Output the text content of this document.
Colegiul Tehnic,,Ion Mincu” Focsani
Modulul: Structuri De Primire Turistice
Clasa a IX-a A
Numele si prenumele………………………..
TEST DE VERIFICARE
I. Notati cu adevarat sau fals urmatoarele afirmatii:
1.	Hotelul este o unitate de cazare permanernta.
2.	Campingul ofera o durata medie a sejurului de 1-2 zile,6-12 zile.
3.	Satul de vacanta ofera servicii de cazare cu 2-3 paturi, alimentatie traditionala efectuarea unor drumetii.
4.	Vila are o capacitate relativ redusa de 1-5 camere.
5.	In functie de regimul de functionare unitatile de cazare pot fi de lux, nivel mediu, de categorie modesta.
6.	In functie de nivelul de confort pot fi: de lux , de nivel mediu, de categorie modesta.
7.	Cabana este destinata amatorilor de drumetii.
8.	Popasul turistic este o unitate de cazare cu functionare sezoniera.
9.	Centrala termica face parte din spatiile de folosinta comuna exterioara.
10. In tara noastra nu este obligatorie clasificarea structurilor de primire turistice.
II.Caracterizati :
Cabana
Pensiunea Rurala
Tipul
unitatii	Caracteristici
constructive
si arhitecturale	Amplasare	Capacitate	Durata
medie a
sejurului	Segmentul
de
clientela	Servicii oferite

◇ ◇ ◇ ◇

Copy out every line of the data above, exactly as given.

--- Correct response ---
Output the text content of this document.
Colegiul Tehnic,,Ion Mincu” Focsani
Modulul: Structuri De Primire Turistice
Clasa a IX-a A
Numele si prenumele………………………..
TEST DE VERIFICARE
I. Notati cu adevarat sau fals urmatoarele afirmatii:
1.	Hotelul este o unitate de cazare permanernta.
2.	Campingul ofera o durata medie a sejurului de 1-2 zile,6-12 zile.
3.	Satul de vacanta ofera servicii de cazare cu 2-3 paturi, alimentatie traditionala efectuarea unor drumetii.
4.	Vila are o capacitate relativ redusa de 1-5 camere.
5.	In functie de regimul de functionare unitatile de cazare pot fi de lux, nivel mediu, de categorie modesta.
6.	In functie de nivelul de confort pot fi: de lux , de nivel mediu, de categorie modesta.
7.	Cabana este destinata amatorilor de drumetii.
8.	Popasul turistic este o unitate de cazare cu functionare sezoniera.
9.	Centrala termica face parte din spatiile de folosinta comuna exterioara.
10. In tara noastra nu este obligatorie clasificarea structurilor de primire turistice.
II.Caracterizati :
Cabana
Pensiunea Rurala
Tipul
unitatii	Caracteristici
constructive
si arhitecturale	Amplasare	Capacitate	Durata
medie a
sejurului	Segmentul
de
clientela	Servicii oferite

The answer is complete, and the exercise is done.